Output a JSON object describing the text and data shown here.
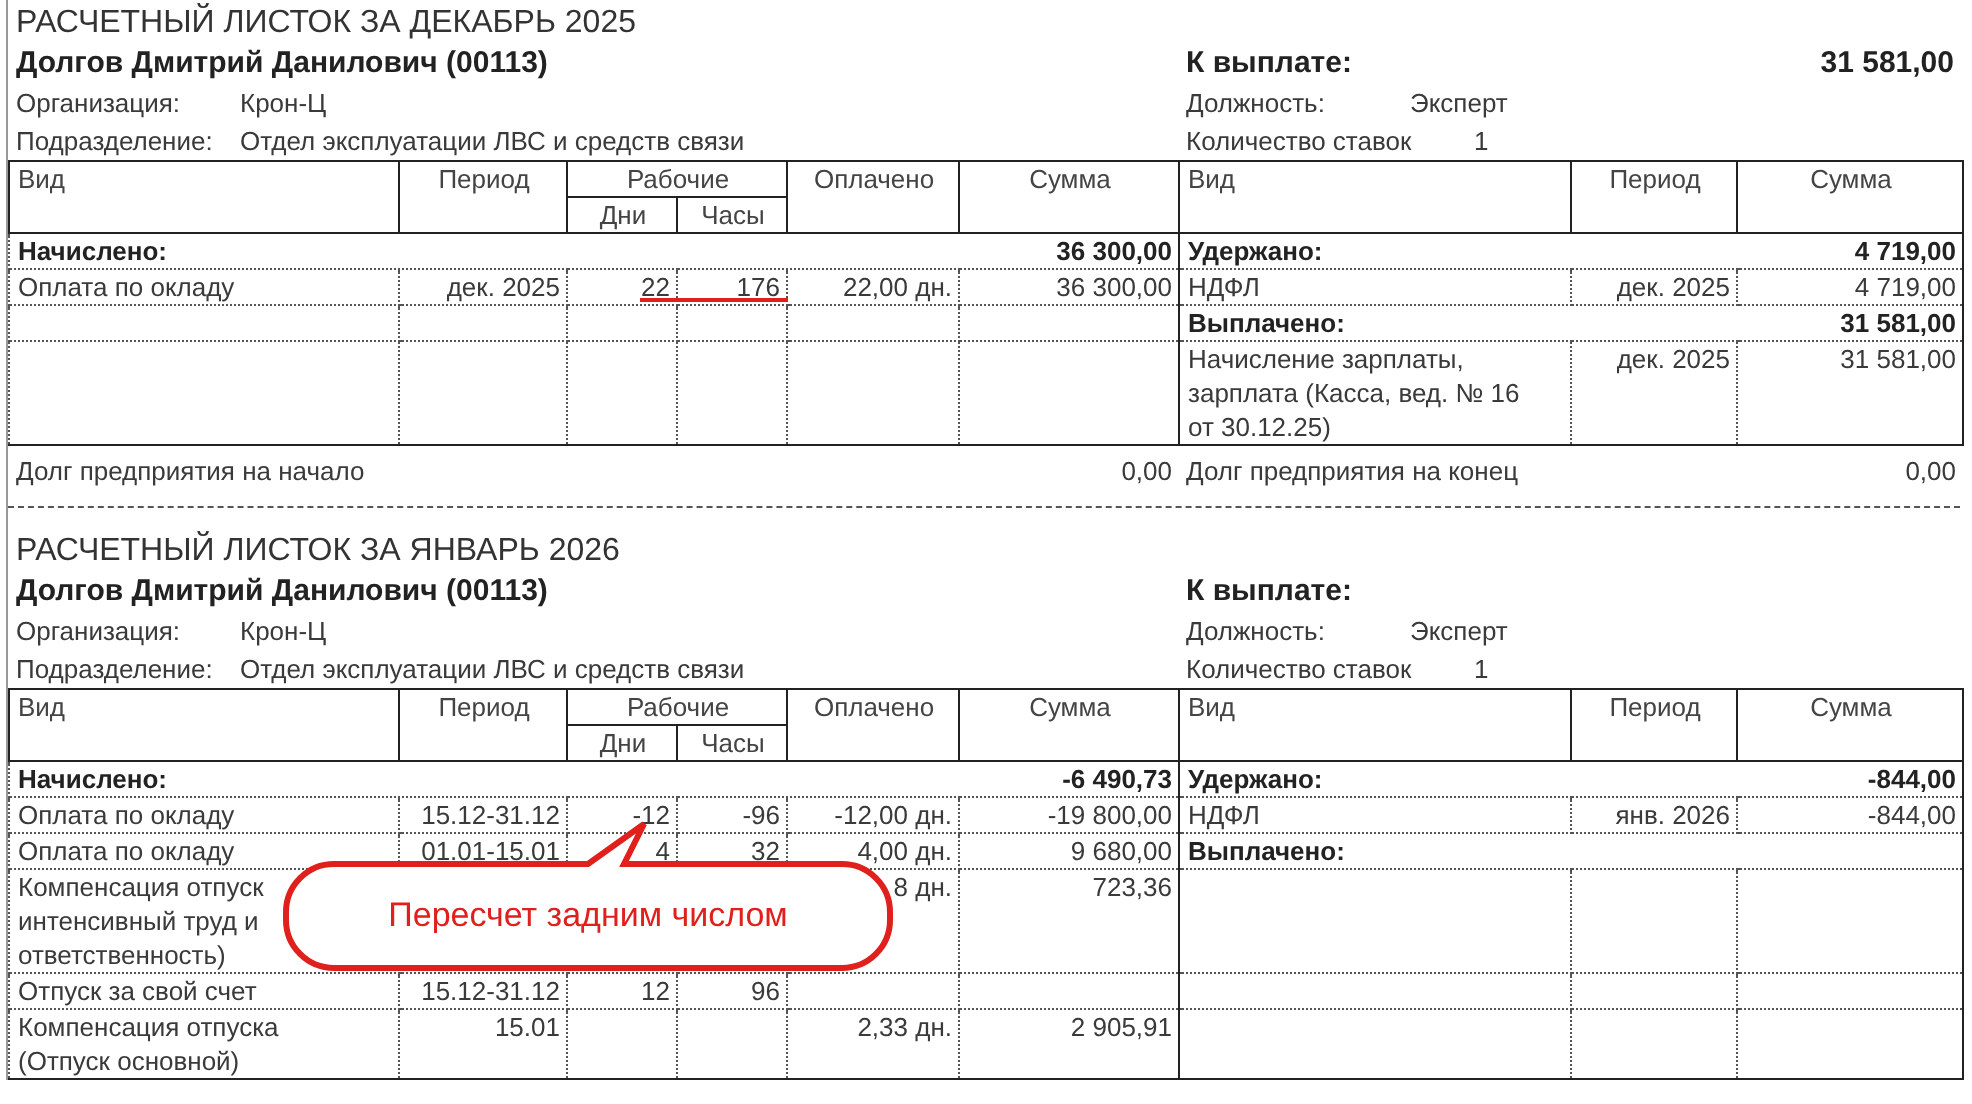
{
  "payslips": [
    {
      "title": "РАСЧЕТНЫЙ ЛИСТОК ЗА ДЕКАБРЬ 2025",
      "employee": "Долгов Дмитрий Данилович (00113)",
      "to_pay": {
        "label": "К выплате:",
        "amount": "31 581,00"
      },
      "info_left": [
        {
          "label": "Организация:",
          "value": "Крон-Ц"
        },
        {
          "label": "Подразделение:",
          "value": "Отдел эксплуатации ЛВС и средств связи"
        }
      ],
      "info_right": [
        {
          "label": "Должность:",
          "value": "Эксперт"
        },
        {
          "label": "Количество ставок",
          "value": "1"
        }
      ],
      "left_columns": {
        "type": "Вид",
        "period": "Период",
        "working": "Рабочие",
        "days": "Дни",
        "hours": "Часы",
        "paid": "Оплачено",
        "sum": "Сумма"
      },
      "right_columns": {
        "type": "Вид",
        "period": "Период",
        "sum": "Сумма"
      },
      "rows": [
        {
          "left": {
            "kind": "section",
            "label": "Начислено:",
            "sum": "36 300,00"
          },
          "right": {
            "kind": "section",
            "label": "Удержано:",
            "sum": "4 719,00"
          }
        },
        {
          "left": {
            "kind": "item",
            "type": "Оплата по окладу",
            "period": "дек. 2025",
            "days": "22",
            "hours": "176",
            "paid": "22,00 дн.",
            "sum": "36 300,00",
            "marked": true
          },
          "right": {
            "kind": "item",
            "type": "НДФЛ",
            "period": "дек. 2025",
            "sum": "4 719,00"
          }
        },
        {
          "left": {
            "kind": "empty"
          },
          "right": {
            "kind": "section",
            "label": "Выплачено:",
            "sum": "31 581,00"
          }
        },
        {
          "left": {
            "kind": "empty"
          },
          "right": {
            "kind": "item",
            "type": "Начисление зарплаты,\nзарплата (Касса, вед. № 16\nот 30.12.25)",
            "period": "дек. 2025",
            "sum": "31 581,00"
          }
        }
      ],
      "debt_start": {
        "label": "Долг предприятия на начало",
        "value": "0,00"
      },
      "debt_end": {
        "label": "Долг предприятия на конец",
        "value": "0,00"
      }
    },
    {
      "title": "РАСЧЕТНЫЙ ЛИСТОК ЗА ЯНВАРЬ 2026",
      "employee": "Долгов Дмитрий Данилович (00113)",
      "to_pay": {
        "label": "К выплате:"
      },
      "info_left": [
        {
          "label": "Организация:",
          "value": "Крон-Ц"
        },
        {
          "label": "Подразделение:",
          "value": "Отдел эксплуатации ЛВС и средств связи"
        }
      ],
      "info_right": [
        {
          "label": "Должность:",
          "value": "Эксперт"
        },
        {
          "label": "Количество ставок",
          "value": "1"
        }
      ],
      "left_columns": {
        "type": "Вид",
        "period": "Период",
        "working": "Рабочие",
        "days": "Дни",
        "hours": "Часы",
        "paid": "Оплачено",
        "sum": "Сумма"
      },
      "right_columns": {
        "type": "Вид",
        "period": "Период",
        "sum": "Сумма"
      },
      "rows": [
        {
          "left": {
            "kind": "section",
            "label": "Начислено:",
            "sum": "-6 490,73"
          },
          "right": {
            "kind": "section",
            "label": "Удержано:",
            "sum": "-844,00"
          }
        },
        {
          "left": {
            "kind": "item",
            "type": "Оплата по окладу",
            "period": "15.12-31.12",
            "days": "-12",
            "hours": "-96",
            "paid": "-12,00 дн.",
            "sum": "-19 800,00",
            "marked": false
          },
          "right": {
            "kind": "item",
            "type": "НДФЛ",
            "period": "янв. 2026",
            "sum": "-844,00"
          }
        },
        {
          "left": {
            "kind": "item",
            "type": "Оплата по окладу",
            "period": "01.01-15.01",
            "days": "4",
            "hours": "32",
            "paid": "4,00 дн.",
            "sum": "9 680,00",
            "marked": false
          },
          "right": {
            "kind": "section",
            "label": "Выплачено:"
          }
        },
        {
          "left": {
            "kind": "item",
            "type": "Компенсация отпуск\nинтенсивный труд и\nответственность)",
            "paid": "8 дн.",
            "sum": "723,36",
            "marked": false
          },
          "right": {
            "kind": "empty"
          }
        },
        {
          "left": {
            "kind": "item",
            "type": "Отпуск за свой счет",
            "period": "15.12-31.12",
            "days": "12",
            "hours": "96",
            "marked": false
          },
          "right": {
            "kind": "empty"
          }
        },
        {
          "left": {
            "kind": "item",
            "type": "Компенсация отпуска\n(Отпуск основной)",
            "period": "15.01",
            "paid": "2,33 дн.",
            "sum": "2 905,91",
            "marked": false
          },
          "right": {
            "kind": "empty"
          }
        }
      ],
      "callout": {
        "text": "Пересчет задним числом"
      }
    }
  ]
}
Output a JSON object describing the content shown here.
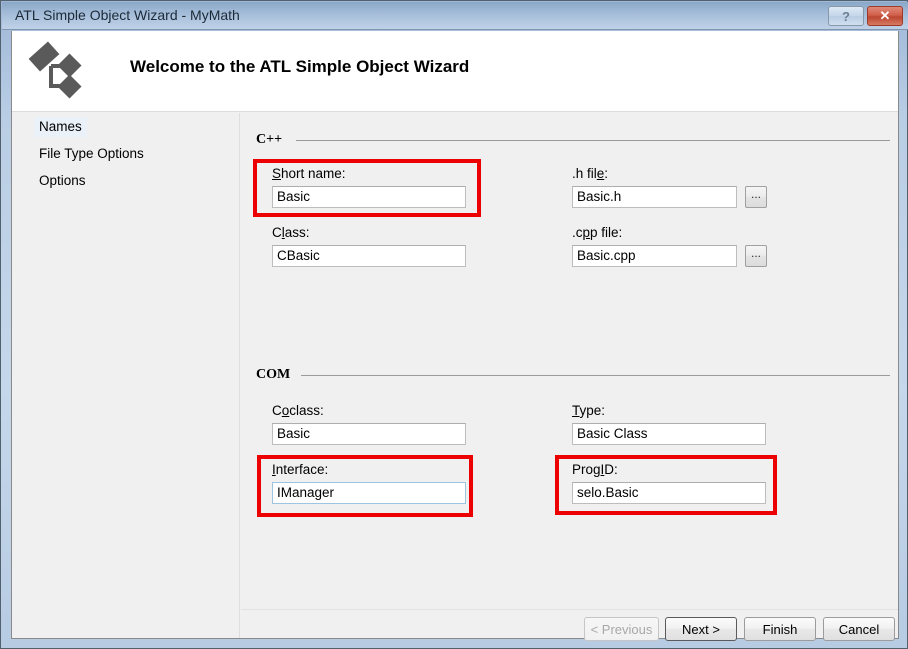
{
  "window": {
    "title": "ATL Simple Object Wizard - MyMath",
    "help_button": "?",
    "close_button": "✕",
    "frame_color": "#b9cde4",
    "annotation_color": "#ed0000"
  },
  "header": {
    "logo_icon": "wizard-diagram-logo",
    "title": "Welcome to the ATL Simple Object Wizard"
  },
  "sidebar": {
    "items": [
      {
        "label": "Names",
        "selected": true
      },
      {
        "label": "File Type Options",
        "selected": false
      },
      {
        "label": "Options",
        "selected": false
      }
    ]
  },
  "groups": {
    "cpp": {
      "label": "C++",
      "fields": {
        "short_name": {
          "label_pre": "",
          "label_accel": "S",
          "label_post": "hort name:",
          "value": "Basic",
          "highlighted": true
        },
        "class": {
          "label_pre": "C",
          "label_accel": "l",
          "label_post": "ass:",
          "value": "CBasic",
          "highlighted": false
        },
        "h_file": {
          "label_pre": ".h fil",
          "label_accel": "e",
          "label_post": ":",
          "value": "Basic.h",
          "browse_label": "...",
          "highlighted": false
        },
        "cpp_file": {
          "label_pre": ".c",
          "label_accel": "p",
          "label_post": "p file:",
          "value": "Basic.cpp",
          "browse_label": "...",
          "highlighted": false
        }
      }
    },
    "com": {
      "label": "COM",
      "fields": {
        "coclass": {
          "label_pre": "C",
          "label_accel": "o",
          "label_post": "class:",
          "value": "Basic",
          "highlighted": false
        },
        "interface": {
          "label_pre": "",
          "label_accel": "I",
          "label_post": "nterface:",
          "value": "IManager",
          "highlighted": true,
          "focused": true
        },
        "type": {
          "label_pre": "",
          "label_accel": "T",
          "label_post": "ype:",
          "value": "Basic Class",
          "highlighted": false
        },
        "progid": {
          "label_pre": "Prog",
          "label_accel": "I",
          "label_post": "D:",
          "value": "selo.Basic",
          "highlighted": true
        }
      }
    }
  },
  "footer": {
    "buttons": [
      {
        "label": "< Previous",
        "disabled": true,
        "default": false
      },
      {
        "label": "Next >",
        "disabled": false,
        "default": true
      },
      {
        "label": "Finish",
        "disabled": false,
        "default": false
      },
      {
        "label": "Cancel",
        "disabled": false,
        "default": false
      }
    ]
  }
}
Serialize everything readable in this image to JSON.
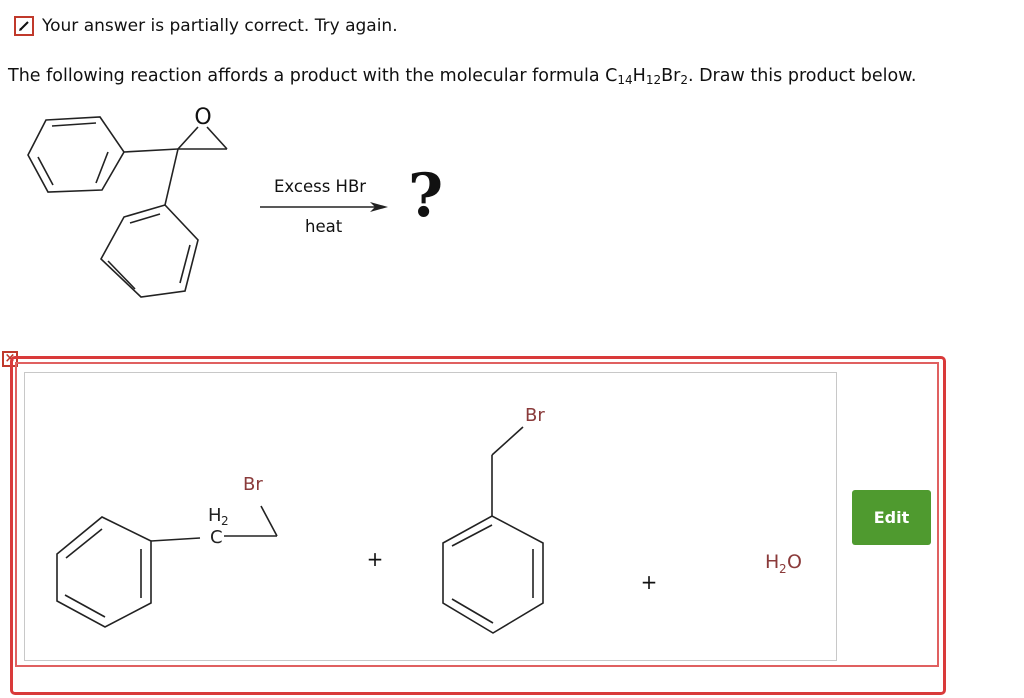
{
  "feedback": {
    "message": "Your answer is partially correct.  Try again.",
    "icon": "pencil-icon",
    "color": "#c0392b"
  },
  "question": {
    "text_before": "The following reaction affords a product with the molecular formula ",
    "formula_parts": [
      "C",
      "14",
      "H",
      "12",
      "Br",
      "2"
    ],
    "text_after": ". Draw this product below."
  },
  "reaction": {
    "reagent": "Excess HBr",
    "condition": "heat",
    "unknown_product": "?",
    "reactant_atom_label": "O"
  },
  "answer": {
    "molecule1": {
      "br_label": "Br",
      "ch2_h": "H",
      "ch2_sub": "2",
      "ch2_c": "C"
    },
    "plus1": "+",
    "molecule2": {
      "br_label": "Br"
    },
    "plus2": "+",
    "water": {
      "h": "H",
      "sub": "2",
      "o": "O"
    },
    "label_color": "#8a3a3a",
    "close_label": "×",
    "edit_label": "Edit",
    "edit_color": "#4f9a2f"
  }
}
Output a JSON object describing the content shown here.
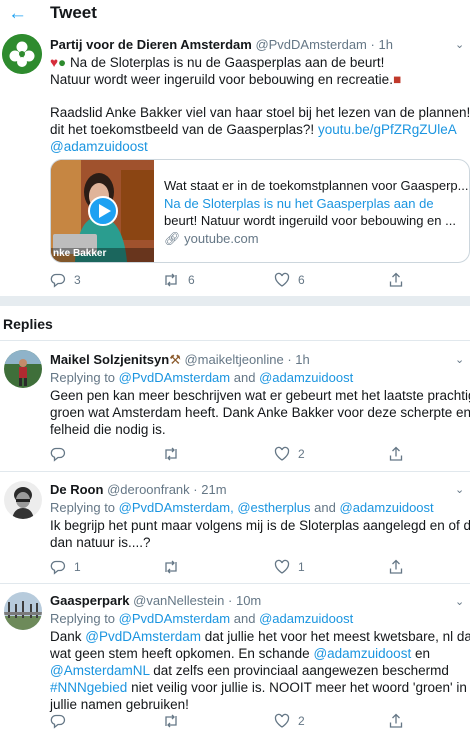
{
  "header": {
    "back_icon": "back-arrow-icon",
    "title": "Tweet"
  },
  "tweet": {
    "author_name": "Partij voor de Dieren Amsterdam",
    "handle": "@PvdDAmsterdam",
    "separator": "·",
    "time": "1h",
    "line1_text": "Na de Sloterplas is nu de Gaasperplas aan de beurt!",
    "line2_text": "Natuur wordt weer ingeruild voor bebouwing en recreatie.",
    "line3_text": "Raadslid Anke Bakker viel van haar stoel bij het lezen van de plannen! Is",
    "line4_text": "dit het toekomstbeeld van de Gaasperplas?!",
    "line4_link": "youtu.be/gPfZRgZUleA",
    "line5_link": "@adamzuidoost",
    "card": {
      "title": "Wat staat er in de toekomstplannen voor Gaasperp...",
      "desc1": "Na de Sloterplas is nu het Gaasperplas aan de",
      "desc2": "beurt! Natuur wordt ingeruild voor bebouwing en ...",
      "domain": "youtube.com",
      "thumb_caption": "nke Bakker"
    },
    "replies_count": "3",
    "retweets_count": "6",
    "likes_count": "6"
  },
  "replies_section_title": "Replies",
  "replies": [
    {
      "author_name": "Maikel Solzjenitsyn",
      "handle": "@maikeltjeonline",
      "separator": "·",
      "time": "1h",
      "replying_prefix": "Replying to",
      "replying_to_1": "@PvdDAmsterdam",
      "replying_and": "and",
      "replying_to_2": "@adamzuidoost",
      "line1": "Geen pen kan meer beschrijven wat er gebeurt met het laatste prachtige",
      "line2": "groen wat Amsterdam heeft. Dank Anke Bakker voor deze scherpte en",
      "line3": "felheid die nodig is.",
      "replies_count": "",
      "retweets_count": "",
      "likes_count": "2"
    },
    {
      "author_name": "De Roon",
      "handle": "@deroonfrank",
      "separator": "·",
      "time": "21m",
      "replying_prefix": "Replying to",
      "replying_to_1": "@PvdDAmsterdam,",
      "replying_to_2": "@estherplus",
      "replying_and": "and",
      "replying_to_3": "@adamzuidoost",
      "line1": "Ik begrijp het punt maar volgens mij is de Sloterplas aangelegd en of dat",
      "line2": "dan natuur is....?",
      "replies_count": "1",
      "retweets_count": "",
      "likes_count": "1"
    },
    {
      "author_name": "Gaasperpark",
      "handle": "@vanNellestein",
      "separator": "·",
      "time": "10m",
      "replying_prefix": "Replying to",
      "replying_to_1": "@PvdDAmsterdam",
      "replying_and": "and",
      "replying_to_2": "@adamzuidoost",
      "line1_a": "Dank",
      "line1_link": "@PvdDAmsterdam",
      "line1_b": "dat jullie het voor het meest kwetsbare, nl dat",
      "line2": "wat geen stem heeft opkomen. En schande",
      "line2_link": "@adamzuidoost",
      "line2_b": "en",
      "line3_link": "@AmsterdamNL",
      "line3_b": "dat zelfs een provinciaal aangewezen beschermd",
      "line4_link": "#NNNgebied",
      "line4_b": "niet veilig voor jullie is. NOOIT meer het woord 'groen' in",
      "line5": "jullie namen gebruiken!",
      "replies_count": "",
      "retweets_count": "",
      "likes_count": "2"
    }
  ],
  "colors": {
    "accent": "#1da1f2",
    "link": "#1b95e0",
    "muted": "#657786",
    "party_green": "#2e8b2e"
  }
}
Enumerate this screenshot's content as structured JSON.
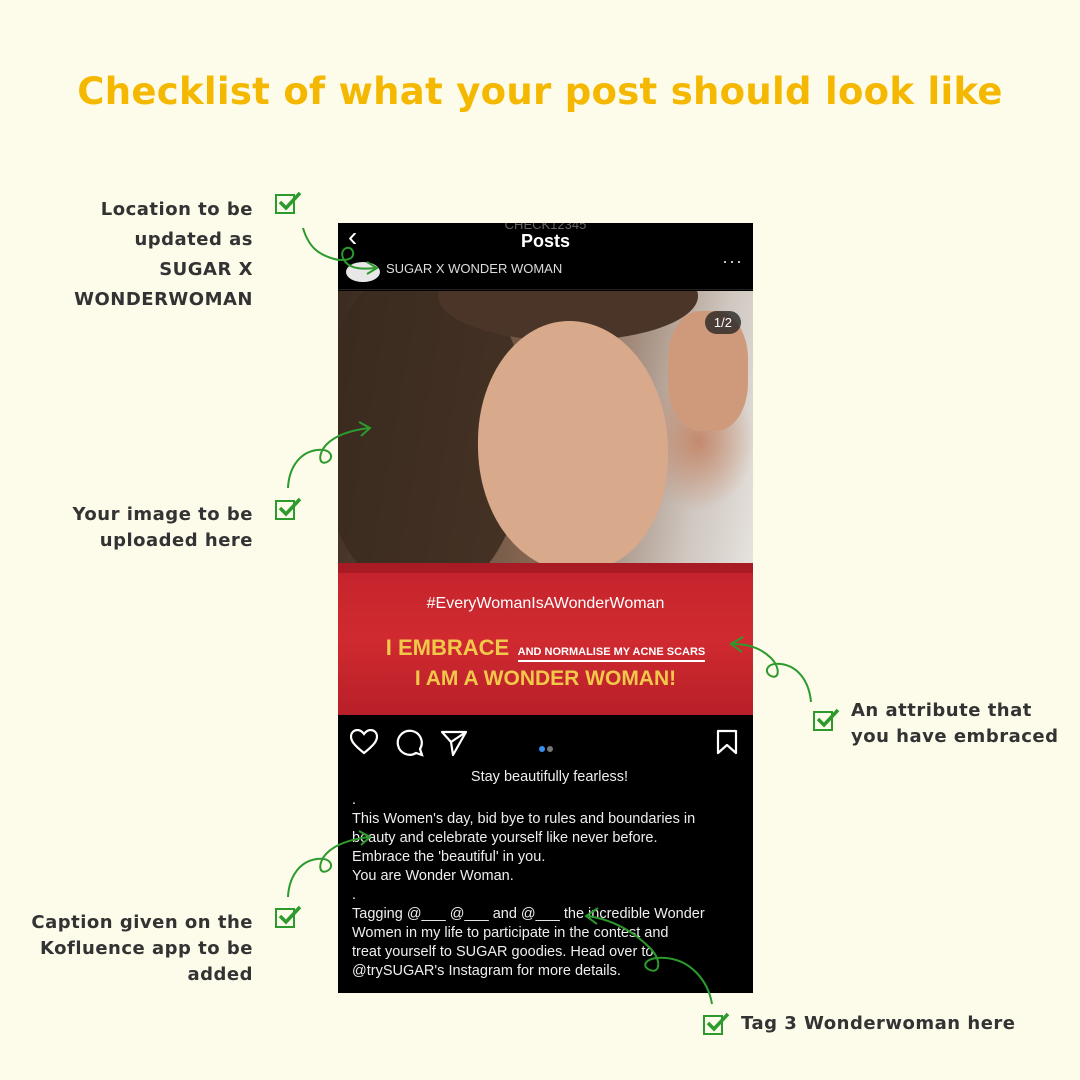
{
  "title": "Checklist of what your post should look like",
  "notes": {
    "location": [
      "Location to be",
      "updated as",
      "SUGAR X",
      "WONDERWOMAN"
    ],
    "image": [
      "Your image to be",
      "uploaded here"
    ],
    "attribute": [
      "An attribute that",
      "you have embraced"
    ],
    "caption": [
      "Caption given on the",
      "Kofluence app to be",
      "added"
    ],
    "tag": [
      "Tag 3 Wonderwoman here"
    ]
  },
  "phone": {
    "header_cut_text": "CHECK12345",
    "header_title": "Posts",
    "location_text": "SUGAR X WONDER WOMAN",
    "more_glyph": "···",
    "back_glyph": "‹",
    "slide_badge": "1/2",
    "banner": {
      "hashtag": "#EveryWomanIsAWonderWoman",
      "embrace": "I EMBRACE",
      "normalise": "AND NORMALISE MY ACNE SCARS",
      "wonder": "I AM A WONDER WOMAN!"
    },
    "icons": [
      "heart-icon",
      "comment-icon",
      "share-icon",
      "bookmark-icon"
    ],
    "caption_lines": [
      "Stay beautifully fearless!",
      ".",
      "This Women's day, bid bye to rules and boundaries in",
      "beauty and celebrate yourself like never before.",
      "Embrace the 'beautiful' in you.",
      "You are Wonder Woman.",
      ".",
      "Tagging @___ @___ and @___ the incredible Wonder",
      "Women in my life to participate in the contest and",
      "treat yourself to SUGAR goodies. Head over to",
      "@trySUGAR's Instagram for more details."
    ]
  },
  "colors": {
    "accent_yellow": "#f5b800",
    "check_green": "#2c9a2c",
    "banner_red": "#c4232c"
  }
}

============

Go through the entries above and pull out each line with "days" in it.

        "days": "Дни",
            "days": "22",
        "days": "Дни",
            "days": "-12",
            "days": "4",
            "days": "12",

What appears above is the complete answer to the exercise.